BEGIN MATERIAL PROVIDED

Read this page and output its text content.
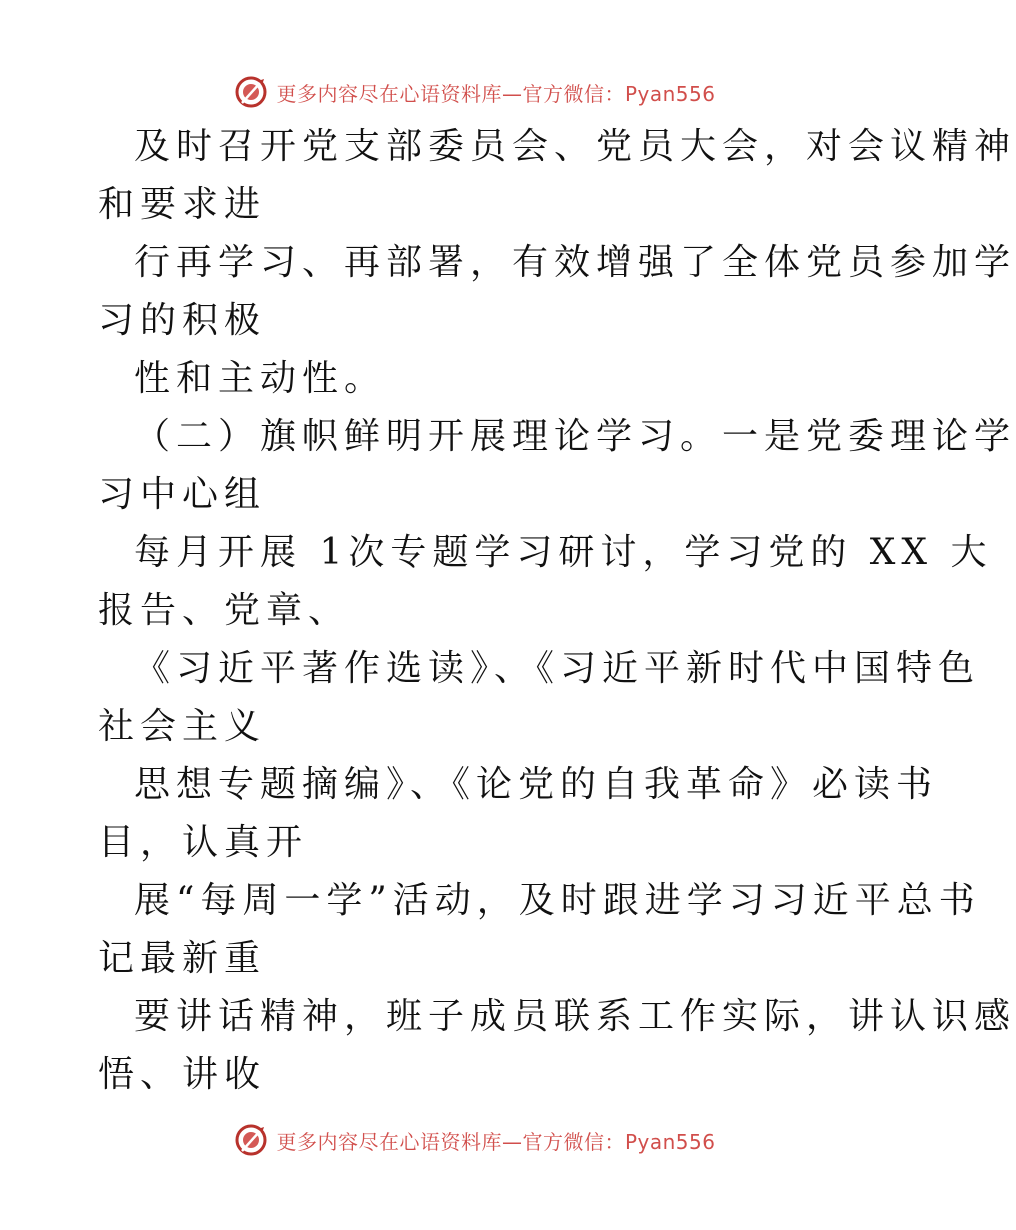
更多内容尽在心语资料库—官方微信：Pyan556
及时召开党支部委员会、党员大会，对会议精神
和要求进
行再学习、再部署，有效增强了全体党员参加学
习的积极
性和主动性。
（二）旗帜鲜明开展理论学习。一是党委理论学
习中心组
每月开展 1次专题学习研讨，学习党的 XX 大
报告、党章、
《习近平著作选读》、《习近平新时代中国特色
社会主义
思想专题摘编》、《论党的自我革命》必读书
目，认真开
展“每周一学”活动，及时跟进学习习近平总书
记最新重
要讲话精神，班子成员联系工作实际，讲认识感
悟、讲收
更多内容尽在心语资料库—官方微信：Pyan556
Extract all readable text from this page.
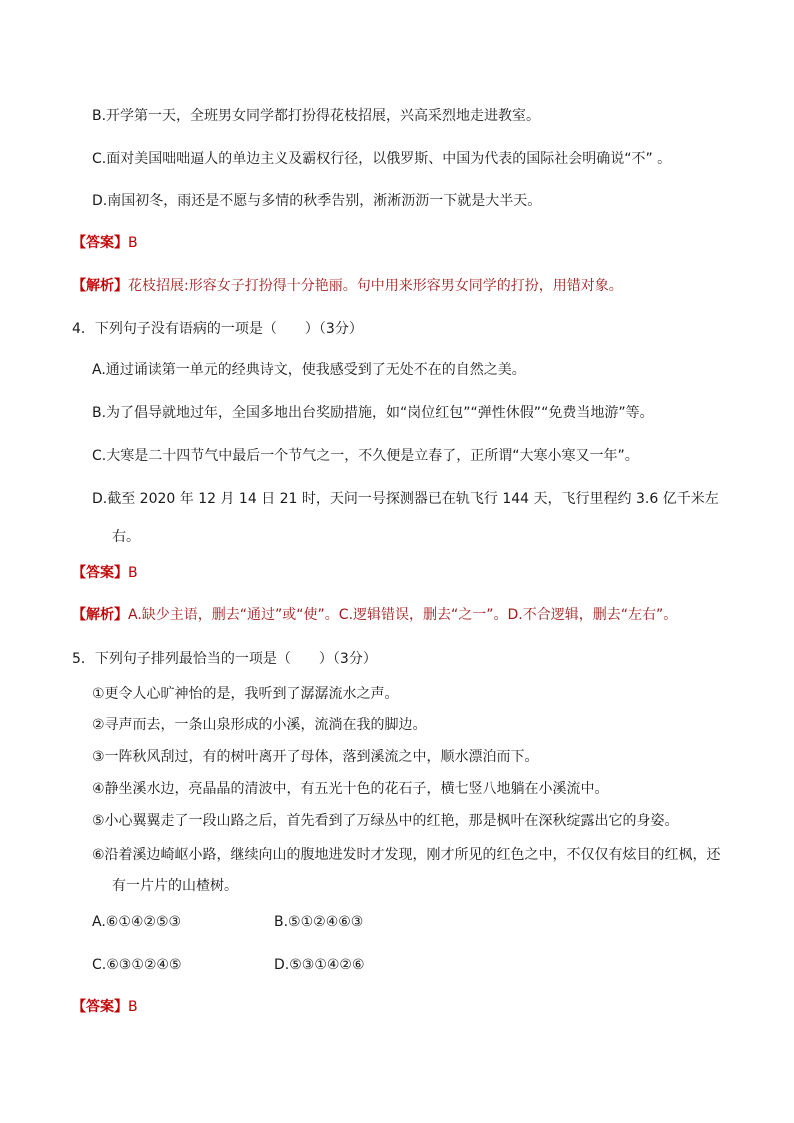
B.开学第一天，全班男女同学都打扮得花枝招展，兴高采烈地走进教室。
C.面对美国咄咄逼人的单边主义及霸权行径，以俄罗斯、中国为代表的国际社会明确说“不” 。
D.南国初冬，雨还是不愿与多情的秋季告别，淅淅沥沥一下就是大半天。
【答案】B
【解析】花枝招展:形容女子打扮得十分艳丽。句中用来形容男女同学的打扮，用错对象。
4．下列句子没有语病的一项是（　　）（3分）
A.通过诵读第一单元的经典诗文，使我感受到了无处不在的自然之美。
B.为了倡导就地过年，全国多地出台奖励措施，如“岗位红包”“弹性休假”“免费当地游”等。
C.大寒是二十四节气中最后一个节气之一，不久便是立春了，正所谓“大寒小寒又一年”。
D.截至 2020 年 12 月 14 日 21 时，天问一号探测器已在轨飞行 144 天，飞行里程约 3.6 亿千米左
右。
【答案】B
【解析】A.缺少主语，删去“通过”或“使”。C.逻辑错误，删去“之一”。D.不合逻辑，删去“左右”。
5．下列句子排列最恰当的一项是（　　）（3分）
①更令人心旷神怡的是，我听到了潺潺流水之声。
②寻声而去，一条山泉形成的小溪，流淌在我的脚边。
③一阵秋风刮过，有的树叶离开了母体，落到溪流之中，顺水漂泊而下。
④静坐溪水边，亮晶晶的清波中，有五光十色的花石子，横七竖八地躺在小溪流中。
⑤小心翼翼走了一段山路之后，首先看到了万绿丛中的红艳，那是枫叶在深秋绽露出它的身姿。
⑥沿着溪边崎岖小路，继续向山的腹地进发时才发现，刚才所见的红色之中，不仅仅有炫目的红枫，还
有一片片的山楂树。
A.⑥①④②⑤③	B.⑤①②④⑥③
C.⑥③①②④⑤	D.⑤③①④②⑥
【答案】B
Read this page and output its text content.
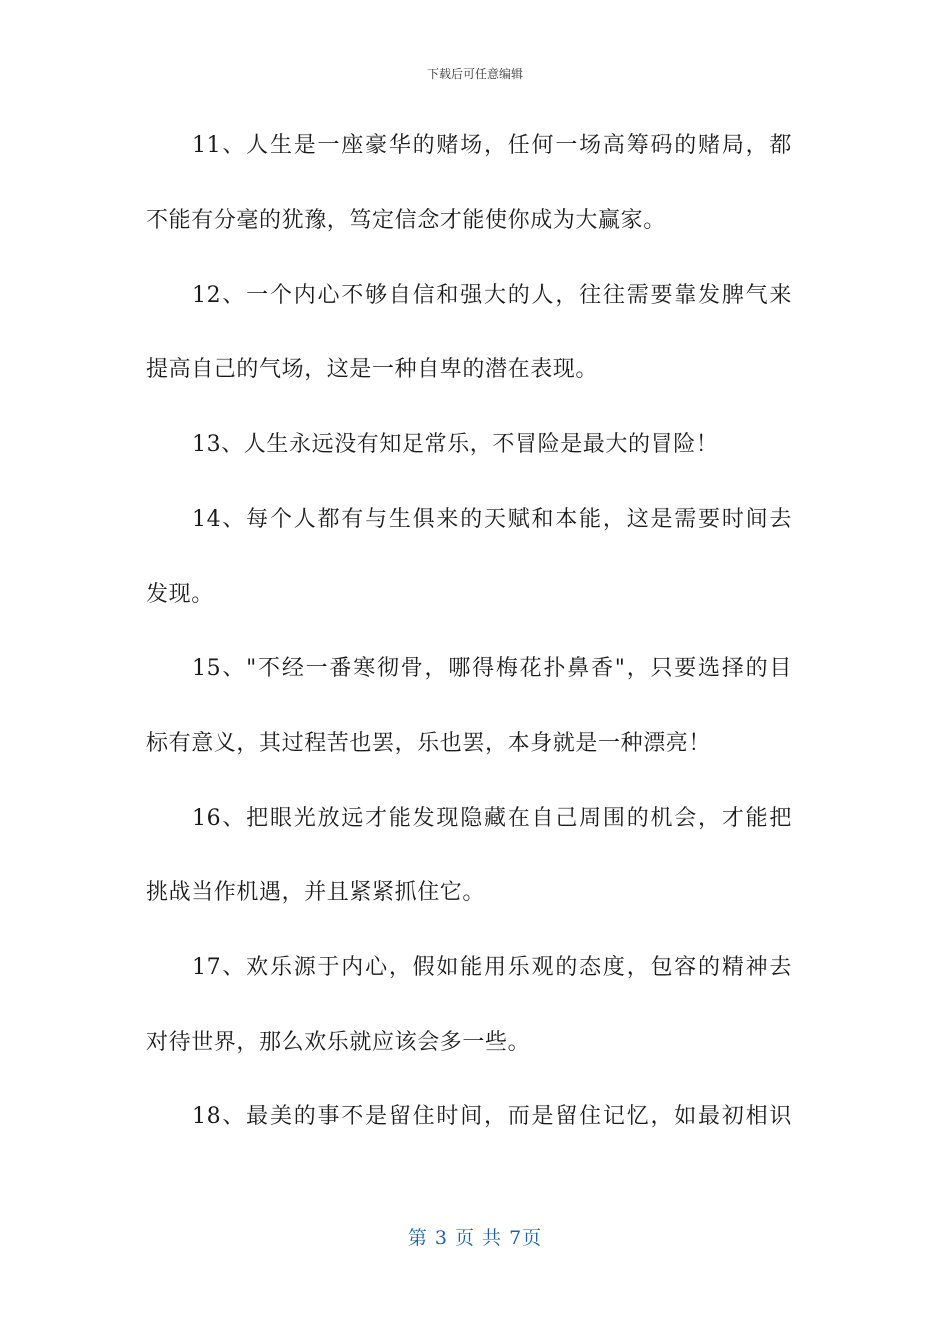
下载后可任意编辑
11、人生是一座豪华的赌场，任何一场高筹码的赌局，都
不能有分毫的犹豫，笃定信念才能使你成为大赢家。
12、一个内心不够自信和强大的人，往往需要靠发脾气来
提高自己的气场，这是一种自卑的潜在表现。
13、人生永远没有知足常乐，不冒险是最大的冒险！
14、每个人都有与生俱来的天赋和本能，这是需要时间去
发现。
15、"不经一番寒彻骨，哪得梅花扑鼻香"，只要选择的目
标有意义，其过程苦也罢，乐也罢，本身就是一种漂亮！
16、把眼光放远才能发现隐藏在自己周围的机会，才能把
挑战当作机遇，并且紧紧抓住它。
17、欢乐源于内心，假如能用乐观的态度，包容的精神去
对待世界，那么欢乐就应该会多一些。
18、最美的事不是留住时间，而是留住记忆，如最初相识
第 3 页 共 7页
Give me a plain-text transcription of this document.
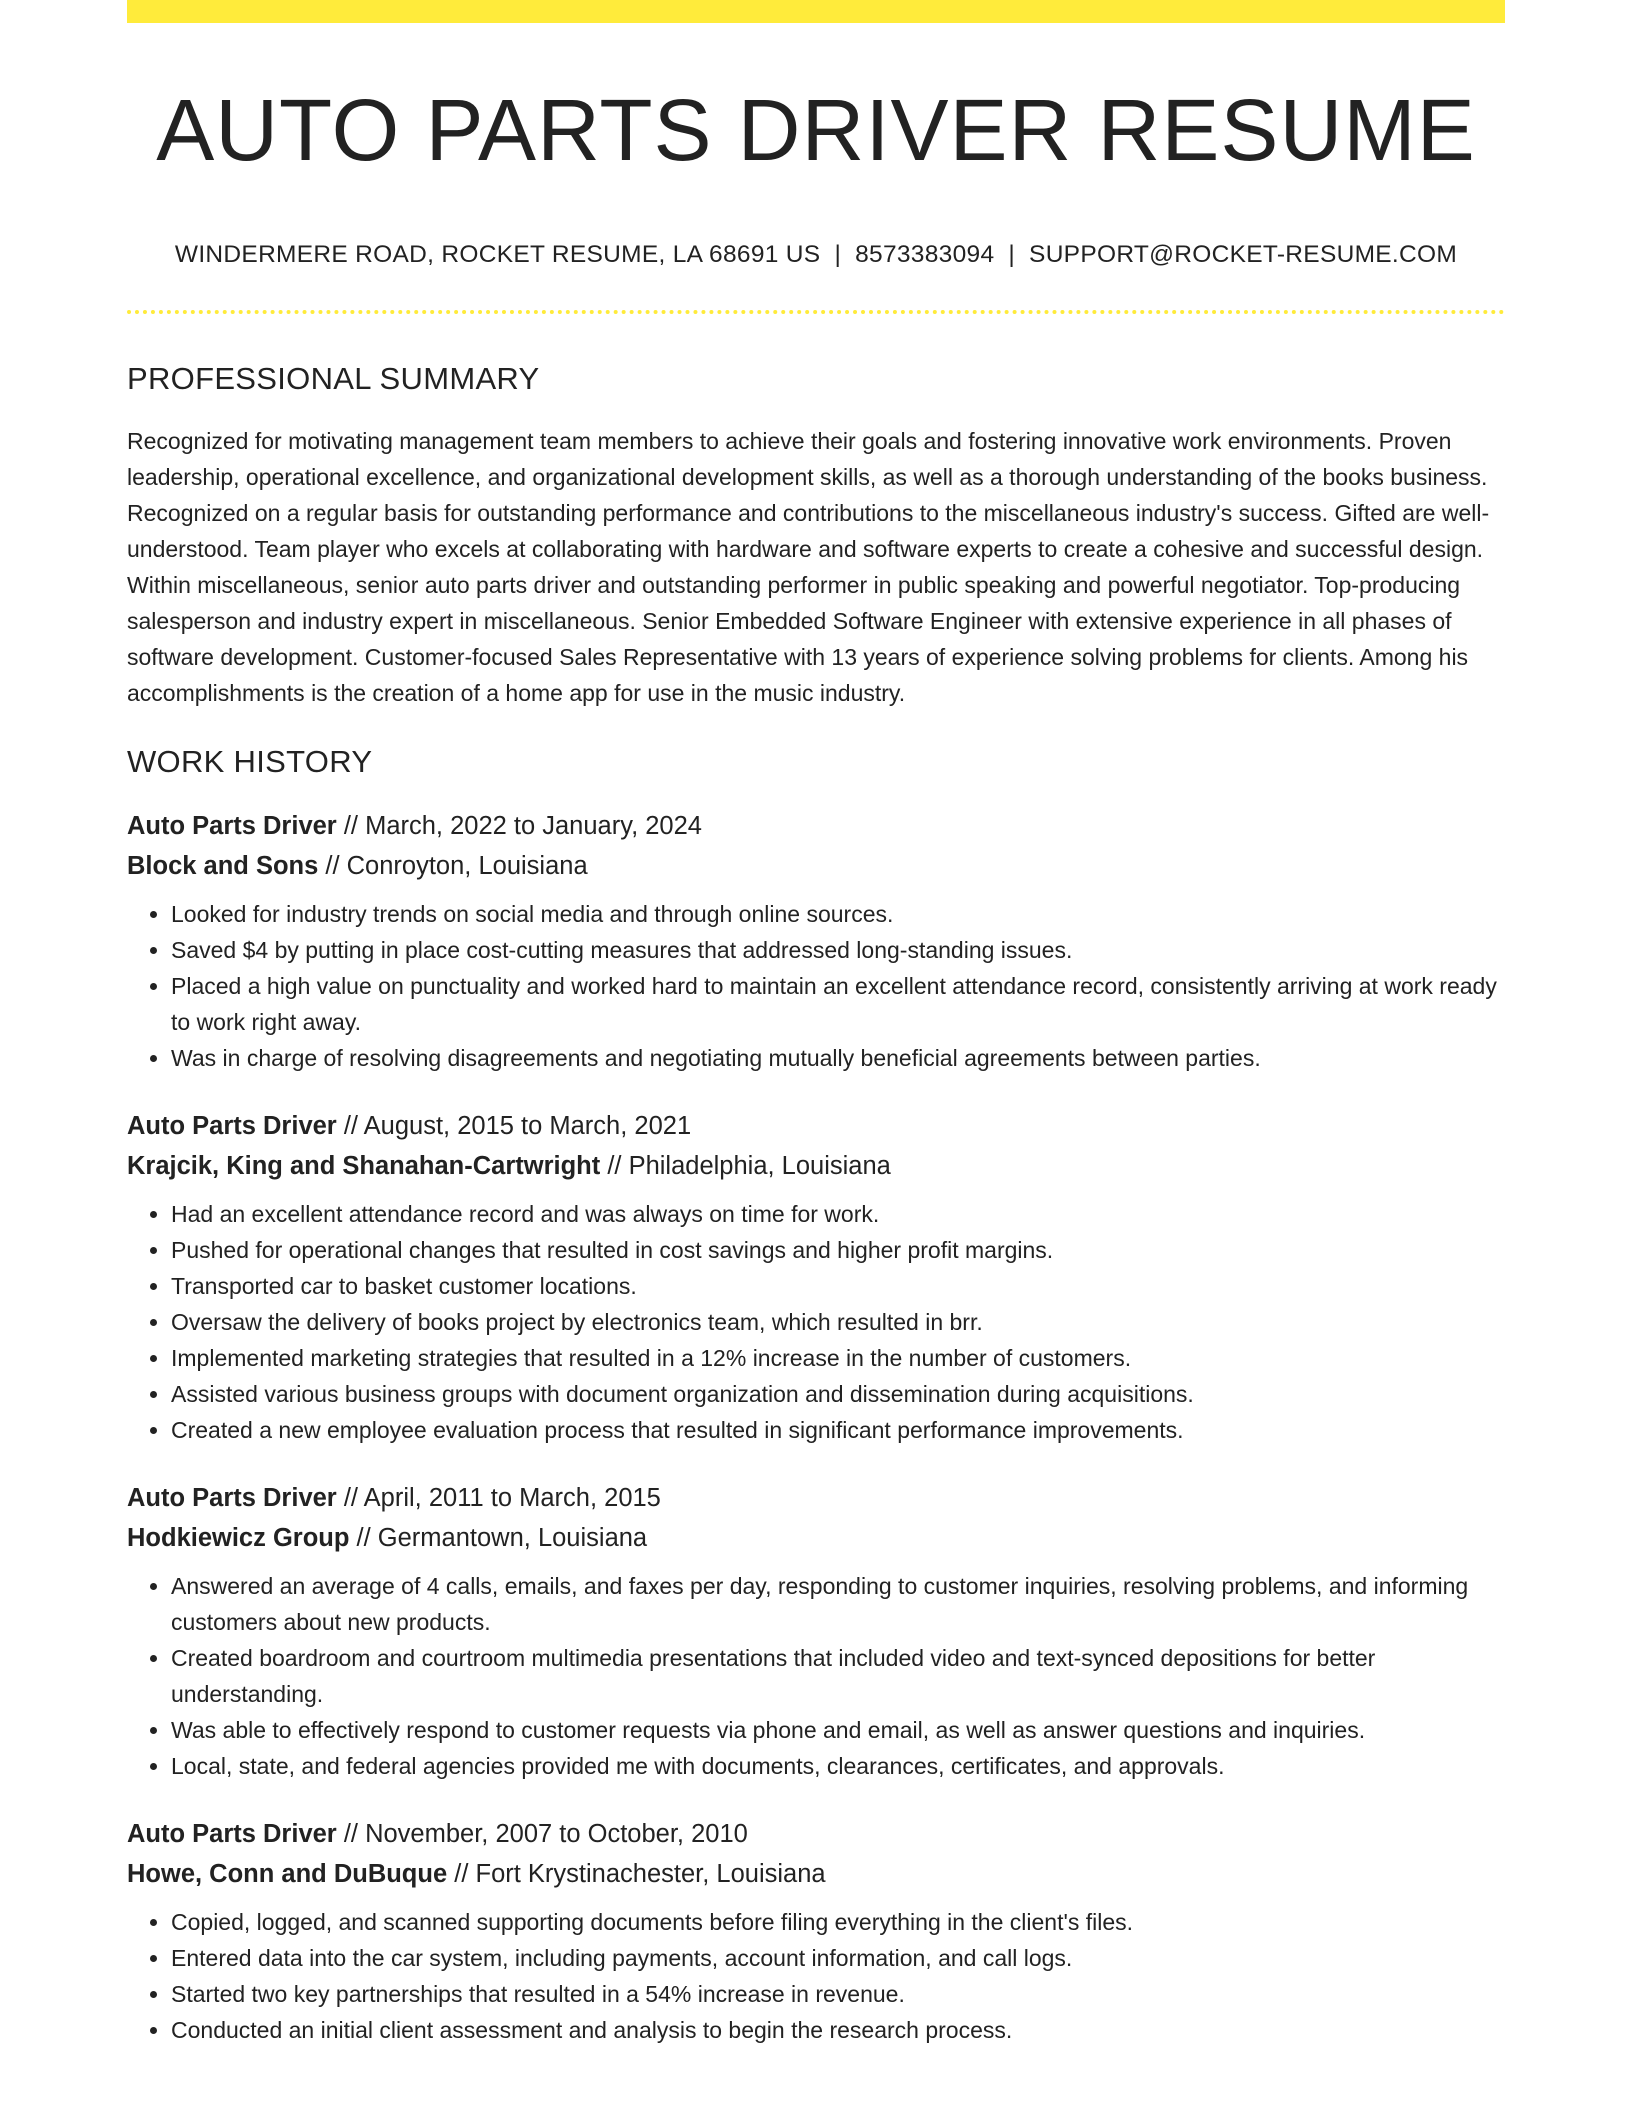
AUTO PARTS DRIVER RESUME
WINDERMERE ROAD, ROCKET RESUME, LA 68691 US | 8573383094 | SUPPORT@ROCKET-RESUME.COM
PROFESSIONAL SUMMARY

Recognized for motivating management team members to achieve their goals and fostering innovative work environments. Proven leadership, operational excellence, and organizational development skills, as well as a thorough understanding of the books business. Recognized on a regular basis for outstanding performance and contributions to the miscellaneous industry's success. Gifted are well-understood. Team player who excels at collaborating with hardware and software experts to create a cohesive and successful design. Within miscellaneous, senior auto parts driver and outstanding performer in public speaking and powerful negotiator. Top-producing salesperson and industry expert in miscellaneous. Senior Embedded Software Engineer with extensive experience in all phases of software development. Customer-focused Sales Representative with 13 years of experience solving problems for clients. Among his accomplishments is the creation of a home app for use in the music industry.

WORK HISTORY
Auto Parts Driver // March, 2022 to January, 2024
Block and Sons // Conroyton, Louisiana
• Looked for industry trends on social media and through online sources.
• Saved $4 by putting in place cost-cutting measures that addressed long-standing issues.
• Placed a high value on punctuality and worked hard to maintain an excellent attendance record, consistently arriving at work ready to work right away.
• Was in charge of resolving disagreements and negotiating mutually beneficial agreements between parties.
Auto Parts Driver // August, 2015 to March, 2021
Krajcik, King and Shanahan-Cartwright // Philadelphia, Louisiana
• Had an excellent attendance record and was always on time for work.
• Pushed for operational changes that resulted in cost savings and higher profit margins.
• Transported car to basket customer locations.
• Oversaw the delivery of books project by electronics team, which resulted in brr.
• Implemented marketing strategies that resulted in a 12% increase in the number of customers.
• Assisted various business groups with document organization and dissemination during acquisitions.
• Created a new employee evaluation process that resulted in significant performance improvements.
Auto Parts Driver // April, 2011 to March, 2015
Hodkiewicz Group // Germantown, Louisiana
• Answered an average of 4 calls, emails, and faxes per day, responding to customer inquiries, resolving problems, and informing customers about new products.
• Created boardroom and courtroom multimedia presentations that included video and text-synced depositions for better understanding.
• Was able to effectively respond to customer requests via phone and email, as well as answer questions and inquiries.
• Local, state, and federal agencies provided me with documents, clearances, certificates, and approvals.
Auto Parts Driver // November, 2007 to October, 2010
Howe, Conn and DuBuque // Fort Krystinachester, Louisiana
• Copied, logged, and scanned supporting documents before filing everything in the client's files.
• Entered data into the car system, including payments, account information, and call logs.
• Started two key partnerships that resulted in a 54% increase in revenue.
• Conducted an initial client assessment and analysis to begin the research process.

END MATERIAL PROVIDED

## AIM OF THE EXERCISE
Check each line above for the word "inquiries" and copy the ones that have it.

## RESULT OF THIS EXERCISE
• Answered an average of 4 calls, emails, and faxes per day, responding to customer inquiries, resolving problems, and informing customers about new products.
• Was able to effectively respond to customer requests via phone and email, as well as answer questions and inquiries.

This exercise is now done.